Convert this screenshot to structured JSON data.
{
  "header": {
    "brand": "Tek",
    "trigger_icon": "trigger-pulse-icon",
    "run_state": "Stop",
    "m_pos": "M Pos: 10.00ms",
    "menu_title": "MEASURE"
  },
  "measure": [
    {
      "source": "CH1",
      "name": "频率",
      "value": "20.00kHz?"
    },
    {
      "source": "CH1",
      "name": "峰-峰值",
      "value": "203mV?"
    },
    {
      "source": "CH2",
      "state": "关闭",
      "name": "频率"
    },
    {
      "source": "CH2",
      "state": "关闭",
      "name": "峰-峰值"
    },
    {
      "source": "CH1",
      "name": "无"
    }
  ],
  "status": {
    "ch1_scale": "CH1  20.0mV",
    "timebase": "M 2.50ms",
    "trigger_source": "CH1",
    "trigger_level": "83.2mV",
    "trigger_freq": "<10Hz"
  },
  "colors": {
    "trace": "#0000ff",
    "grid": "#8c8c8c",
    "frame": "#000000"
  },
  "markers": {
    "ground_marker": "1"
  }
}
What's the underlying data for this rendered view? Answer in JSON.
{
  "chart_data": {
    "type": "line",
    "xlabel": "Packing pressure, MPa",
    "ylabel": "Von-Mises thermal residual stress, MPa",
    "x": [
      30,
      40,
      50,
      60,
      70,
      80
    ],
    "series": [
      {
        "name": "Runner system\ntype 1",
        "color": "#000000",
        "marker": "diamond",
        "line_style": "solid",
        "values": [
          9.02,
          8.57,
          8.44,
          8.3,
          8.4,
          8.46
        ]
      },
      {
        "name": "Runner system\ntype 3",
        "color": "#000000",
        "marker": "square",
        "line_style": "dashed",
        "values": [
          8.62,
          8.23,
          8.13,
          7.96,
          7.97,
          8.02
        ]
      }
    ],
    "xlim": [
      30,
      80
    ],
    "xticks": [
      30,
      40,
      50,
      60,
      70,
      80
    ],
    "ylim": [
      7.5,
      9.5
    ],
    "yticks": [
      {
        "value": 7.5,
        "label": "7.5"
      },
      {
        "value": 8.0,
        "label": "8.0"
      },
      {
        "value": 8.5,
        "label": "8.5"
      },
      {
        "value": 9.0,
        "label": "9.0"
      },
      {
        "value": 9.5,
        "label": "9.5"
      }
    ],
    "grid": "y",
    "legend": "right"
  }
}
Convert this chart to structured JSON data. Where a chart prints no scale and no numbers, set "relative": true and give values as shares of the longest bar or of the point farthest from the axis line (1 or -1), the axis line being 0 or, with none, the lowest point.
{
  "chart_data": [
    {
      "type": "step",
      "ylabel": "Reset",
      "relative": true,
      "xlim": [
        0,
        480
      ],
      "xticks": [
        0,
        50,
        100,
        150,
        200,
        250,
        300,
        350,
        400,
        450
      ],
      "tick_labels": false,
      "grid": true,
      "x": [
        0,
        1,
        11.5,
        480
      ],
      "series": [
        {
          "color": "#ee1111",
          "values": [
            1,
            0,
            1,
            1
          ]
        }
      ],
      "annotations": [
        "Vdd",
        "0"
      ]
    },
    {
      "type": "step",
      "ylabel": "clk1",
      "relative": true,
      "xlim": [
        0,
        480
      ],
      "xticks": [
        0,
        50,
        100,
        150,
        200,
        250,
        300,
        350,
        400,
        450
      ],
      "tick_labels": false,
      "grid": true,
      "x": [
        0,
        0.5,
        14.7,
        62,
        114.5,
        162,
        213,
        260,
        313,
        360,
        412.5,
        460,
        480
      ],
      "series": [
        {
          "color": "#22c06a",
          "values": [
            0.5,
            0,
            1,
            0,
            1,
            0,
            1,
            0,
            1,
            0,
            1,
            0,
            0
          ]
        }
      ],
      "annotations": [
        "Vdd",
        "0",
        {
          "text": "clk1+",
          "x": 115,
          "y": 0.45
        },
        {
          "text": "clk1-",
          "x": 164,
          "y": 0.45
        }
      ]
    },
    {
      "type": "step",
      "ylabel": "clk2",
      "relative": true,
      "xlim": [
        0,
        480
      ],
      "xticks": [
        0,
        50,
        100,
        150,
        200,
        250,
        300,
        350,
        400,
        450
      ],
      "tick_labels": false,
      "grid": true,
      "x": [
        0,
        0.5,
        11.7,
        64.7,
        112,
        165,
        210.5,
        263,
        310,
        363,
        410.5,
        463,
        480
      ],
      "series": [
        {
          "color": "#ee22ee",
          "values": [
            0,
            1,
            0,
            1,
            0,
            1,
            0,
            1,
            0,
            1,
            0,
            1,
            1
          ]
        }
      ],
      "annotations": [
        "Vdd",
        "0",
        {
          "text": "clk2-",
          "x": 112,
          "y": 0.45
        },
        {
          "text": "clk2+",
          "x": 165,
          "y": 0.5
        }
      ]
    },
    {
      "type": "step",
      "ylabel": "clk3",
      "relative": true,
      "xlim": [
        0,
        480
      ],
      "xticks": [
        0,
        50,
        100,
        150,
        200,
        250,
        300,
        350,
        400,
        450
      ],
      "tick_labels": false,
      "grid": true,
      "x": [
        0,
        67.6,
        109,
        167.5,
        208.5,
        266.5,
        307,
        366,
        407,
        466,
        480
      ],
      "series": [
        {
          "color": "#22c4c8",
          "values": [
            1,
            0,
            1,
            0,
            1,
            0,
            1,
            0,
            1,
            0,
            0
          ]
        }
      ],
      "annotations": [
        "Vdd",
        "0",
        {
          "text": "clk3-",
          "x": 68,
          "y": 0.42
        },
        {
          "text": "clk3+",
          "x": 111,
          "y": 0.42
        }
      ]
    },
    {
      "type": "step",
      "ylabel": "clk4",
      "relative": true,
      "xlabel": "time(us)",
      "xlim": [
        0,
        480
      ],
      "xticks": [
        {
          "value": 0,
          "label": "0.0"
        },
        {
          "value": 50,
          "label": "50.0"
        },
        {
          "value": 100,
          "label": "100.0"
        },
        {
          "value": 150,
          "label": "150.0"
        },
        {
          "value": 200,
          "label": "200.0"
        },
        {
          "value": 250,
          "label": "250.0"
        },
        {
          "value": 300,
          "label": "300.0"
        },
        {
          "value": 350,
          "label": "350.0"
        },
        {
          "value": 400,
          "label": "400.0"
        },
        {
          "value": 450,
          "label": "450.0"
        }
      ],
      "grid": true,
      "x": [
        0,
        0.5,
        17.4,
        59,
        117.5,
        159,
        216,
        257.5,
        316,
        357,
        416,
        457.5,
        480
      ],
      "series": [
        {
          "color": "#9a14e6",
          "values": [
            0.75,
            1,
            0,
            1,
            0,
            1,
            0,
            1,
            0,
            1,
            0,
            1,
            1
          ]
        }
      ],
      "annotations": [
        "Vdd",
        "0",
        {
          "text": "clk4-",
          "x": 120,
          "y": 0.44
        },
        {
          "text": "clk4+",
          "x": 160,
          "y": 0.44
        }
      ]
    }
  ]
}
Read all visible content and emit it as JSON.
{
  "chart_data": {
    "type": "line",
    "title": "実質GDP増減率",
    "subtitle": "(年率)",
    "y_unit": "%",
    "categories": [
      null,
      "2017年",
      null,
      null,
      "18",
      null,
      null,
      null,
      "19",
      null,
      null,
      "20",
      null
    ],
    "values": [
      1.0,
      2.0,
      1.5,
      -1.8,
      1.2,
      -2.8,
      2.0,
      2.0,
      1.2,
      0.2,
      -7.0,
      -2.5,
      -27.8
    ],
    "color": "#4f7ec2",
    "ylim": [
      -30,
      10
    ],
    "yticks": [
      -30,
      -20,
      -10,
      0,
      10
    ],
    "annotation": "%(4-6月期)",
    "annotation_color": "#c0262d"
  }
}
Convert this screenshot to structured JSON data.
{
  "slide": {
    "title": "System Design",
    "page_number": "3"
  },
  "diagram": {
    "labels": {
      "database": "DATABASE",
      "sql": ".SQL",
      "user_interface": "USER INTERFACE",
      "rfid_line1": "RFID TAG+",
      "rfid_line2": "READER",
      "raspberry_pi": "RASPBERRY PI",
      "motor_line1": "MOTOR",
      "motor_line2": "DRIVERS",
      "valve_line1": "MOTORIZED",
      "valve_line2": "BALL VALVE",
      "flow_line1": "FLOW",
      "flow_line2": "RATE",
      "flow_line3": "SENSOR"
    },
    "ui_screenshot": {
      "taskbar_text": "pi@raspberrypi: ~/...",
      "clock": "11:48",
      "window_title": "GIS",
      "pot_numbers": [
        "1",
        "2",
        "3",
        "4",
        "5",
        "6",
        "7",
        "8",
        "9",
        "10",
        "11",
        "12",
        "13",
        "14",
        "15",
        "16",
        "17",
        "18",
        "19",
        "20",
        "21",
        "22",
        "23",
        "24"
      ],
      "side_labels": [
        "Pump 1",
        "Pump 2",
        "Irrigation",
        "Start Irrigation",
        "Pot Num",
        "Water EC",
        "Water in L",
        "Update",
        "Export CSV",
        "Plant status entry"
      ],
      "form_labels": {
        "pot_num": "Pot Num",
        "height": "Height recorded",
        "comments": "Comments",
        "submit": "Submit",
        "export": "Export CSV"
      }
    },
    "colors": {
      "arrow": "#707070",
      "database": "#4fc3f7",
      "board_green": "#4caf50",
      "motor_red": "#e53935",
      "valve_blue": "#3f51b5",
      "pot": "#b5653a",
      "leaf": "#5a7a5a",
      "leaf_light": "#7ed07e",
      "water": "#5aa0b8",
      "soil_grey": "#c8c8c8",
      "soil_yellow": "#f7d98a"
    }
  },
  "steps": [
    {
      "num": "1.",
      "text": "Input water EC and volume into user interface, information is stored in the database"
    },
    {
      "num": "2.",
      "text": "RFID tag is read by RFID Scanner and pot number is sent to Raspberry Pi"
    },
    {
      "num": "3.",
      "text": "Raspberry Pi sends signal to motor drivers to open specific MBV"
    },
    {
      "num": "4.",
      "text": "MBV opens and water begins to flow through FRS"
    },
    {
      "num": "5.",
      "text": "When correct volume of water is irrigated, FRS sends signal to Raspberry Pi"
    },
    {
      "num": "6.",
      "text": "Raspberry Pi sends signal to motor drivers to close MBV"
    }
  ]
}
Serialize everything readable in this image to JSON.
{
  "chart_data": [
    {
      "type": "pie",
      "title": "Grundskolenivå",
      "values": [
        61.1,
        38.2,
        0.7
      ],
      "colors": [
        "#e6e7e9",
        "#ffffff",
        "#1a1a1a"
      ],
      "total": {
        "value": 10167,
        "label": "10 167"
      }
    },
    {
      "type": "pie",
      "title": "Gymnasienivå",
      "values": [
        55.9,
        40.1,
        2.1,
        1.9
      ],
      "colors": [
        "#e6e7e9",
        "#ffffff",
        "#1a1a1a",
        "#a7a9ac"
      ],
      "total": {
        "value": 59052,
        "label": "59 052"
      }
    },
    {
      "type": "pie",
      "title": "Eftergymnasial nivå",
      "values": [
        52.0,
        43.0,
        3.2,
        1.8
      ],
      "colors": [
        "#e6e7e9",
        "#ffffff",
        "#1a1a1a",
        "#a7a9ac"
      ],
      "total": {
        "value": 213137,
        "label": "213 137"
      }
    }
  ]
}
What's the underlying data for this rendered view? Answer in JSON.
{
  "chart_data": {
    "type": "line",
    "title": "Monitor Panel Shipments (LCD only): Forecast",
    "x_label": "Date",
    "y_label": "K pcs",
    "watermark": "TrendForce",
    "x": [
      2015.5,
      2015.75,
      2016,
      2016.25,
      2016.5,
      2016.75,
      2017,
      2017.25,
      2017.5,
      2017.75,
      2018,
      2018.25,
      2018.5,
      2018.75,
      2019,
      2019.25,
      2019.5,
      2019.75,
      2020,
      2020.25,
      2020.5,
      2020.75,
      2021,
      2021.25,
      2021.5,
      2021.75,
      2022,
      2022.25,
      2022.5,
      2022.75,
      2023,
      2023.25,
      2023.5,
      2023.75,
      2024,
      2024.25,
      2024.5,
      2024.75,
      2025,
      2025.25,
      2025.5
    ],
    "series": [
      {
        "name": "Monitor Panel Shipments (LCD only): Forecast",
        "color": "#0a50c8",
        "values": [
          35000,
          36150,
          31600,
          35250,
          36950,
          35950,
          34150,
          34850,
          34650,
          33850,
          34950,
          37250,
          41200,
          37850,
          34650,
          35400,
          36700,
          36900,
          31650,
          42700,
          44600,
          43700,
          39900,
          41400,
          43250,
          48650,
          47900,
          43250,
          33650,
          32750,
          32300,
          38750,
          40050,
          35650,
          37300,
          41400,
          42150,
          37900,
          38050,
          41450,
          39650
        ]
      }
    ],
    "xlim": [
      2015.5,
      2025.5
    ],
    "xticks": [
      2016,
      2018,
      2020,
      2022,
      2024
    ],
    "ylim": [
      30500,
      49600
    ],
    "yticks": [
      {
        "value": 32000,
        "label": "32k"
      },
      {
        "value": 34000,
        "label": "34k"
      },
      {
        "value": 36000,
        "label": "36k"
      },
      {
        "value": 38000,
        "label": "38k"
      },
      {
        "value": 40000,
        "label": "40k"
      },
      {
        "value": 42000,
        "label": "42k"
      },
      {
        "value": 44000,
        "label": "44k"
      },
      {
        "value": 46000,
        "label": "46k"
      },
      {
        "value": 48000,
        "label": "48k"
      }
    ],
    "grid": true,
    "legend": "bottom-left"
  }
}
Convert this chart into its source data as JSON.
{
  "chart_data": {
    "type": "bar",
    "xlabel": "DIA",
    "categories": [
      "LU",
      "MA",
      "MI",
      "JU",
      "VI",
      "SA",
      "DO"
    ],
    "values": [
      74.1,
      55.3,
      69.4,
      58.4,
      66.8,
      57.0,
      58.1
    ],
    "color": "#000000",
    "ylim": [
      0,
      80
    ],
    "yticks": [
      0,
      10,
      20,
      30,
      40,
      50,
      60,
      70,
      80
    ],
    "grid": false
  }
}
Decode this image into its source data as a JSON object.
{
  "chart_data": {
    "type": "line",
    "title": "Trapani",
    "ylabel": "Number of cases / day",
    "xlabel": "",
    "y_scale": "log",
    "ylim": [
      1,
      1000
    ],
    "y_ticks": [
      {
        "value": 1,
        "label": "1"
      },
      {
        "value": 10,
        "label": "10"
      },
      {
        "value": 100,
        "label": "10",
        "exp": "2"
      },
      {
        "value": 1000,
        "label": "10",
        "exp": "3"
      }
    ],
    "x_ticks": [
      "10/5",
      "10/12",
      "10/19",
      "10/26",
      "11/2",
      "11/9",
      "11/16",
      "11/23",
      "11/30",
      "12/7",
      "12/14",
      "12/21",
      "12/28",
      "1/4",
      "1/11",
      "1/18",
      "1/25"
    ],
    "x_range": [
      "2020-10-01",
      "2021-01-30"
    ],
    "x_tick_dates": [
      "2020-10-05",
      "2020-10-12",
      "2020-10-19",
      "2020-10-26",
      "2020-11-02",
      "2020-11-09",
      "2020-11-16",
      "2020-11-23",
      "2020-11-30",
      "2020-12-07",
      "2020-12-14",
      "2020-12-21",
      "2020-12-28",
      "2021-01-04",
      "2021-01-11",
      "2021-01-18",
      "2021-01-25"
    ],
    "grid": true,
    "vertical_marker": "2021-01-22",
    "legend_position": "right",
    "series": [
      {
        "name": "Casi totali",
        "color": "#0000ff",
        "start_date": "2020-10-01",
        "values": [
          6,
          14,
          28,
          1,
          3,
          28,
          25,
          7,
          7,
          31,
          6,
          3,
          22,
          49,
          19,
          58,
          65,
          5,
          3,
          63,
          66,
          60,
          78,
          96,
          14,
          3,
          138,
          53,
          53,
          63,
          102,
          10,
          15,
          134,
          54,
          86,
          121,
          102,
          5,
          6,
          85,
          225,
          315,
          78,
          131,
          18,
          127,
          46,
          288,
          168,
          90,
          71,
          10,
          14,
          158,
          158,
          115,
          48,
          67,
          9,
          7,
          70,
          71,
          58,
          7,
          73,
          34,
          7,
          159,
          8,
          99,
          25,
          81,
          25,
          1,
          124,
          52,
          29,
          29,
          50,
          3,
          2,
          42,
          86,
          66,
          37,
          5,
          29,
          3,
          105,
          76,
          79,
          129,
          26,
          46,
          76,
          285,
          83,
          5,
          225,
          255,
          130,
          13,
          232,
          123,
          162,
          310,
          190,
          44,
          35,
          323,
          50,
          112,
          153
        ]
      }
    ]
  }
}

> **AIM**
Select every line in the material above where the string "xlabel" occurs, and copy it.

> **REPLY**
    "xlabel": "Packing pressure, MPa",
      "xlabel": "time(us)",
    "xlabel": "DIA",
    "xlabel": "",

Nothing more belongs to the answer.